◆ YOUR TASK: Which lines in the records below contain the word "Industry"? Copy each one out.

________________________________________

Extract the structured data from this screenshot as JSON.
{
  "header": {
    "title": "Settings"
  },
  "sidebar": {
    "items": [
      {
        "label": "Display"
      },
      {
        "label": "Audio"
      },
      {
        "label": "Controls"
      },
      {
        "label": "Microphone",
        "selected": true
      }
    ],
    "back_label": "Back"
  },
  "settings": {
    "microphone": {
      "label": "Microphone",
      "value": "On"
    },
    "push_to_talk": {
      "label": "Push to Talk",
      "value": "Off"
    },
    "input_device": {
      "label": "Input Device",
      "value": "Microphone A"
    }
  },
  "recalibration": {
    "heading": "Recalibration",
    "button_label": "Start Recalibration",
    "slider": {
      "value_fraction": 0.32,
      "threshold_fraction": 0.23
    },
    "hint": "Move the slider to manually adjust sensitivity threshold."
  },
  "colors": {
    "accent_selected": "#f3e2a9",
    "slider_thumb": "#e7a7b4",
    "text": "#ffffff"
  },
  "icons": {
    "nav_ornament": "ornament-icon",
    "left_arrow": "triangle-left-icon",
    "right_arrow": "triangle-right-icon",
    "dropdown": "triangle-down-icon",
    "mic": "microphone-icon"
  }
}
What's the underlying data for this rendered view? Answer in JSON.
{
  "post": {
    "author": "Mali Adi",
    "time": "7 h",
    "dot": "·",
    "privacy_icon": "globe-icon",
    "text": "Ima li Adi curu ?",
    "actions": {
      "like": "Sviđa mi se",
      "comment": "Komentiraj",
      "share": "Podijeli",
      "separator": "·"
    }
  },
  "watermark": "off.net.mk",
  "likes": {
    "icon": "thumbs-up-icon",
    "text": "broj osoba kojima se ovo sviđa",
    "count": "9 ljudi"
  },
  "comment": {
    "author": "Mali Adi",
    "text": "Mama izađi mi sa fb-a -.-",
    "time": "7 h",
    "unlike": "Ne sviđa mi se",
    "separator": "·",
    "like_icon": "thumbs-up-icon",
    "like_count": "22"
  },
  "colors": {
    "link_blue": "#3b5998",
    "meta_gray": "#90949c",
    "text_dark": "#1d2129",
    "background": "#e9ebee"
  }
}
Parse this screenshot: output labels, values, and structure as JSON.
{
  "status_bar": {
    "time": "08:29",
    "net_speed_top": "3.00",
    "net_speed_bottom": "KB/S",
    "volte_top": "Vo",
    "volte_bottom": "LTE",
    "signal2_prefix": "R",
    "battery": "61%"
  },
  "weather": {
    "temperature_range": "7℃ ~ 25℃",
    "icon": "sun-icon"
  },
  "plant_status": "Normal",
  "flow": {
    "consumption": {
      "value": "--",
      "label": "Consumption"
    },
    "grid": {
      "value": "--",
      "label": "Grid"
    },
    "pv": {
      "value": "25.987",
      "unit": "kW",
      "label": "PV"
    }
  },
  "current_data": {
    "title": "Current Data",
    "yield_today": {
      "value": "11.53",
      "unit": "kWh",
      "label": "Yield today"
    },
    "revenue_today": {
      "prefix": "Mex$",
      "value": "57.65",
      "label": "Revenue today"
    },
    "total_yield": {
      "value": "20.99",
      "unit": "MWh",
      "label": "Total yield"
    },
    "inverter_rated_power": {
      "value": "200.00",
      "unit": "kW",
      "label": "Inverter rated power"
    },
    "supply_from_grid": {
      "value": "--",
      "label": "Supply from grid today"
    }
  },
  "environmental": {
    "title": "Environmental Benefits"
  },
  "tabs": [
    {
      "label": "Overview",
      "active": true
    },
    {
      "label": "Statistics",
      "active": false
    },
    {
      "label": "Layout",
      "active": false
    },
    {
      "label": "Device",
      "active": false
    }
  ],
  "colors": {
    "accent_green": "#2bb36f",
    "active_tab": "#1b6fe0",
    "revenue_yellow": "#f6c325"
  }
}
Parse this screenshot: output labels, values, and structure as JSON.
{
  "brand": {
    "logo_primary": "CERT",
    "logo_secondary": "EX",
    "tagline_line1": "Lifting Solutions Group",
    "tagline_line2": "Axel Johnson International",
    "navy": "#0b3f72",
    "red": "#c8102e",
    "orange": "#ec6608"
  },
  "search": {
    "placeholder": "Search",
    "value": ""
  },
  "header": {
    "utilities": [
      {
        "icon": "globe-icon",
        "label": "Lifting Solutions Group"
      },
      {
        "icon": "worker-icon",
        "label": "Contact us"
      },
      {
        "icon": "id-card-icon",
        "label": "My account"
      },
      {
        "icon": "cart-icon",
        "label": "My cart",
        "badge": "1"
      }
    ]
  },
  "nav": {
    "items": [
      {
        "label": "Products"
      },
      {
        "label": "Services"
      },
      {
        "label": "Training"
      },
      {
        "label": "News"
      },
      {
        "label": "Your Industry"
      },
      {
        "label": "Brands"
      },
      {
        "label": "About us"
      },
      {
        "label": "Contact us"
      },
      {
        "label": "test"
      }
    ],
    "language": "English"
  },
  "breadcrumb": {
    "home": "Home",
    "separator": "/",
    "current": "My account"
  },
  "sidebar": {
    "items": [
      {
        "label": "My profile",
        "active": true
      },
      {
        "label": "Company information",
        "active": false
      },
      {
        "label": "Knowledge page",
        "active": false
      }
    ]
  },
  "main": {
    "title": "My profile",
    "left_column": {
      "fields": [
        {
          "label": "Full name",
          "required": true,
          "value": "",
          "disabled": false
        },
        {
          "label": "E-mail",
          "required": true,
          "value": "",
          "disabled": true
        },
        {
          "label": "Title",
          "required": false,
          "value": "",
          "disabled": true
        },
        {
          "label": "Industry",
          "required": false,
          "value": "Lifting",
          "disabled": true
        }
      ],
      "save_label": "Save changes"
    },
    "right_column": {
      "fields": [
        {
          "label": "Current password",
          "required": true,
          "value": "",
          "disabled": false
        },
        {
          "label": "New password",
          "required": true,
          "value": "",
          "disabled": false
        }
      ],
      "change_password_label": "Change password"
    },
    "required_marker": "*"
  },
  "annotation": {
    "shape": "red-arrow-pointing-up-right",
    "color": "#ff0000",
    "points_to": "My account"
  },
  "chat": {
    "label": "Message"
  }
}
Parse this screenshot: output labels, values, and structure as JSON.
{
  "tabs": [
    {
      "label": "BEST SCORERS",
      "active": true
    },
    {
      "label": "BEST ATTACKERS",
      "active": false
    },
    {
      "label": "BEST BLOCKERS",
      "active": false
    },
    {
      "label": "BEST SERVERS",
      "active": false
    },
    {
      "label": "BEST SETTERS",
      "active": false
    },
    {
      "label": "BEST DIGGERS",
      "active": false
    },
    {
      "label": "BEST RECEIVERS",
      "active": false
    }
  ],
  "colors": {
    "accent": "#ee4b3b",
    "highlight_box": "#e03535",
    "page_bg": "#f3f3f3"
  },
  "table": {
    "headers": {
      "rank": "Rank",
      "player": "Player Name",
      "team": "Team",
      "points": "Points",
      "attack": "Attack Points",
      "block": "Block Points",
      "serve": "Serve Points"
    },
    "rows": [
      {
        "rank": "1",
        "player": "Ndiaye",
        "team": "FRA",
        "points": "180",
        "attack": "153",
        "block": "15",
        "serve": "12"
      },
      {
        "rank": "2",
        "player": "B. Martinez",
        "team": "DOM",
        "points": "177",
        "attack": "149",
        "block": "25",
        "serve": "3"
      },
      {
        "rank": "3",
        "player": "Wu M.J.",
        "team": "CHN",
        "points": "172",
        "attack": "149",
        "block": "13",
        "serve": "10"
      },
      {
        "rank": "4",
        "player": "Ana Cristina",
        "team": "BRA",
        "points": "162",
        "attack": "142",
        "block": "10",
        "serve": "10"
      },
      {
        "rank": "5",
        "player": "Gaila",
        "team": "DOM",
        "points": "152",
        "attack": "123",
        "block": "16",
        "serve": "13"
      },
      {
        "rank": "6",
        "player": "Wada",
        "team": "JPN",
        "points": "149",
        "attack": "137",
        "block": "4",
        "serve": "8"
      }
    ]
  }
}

________________________________________

◆ EXERCISE ANSWER:
        "label": "Your Industry"
          "label": "Industry",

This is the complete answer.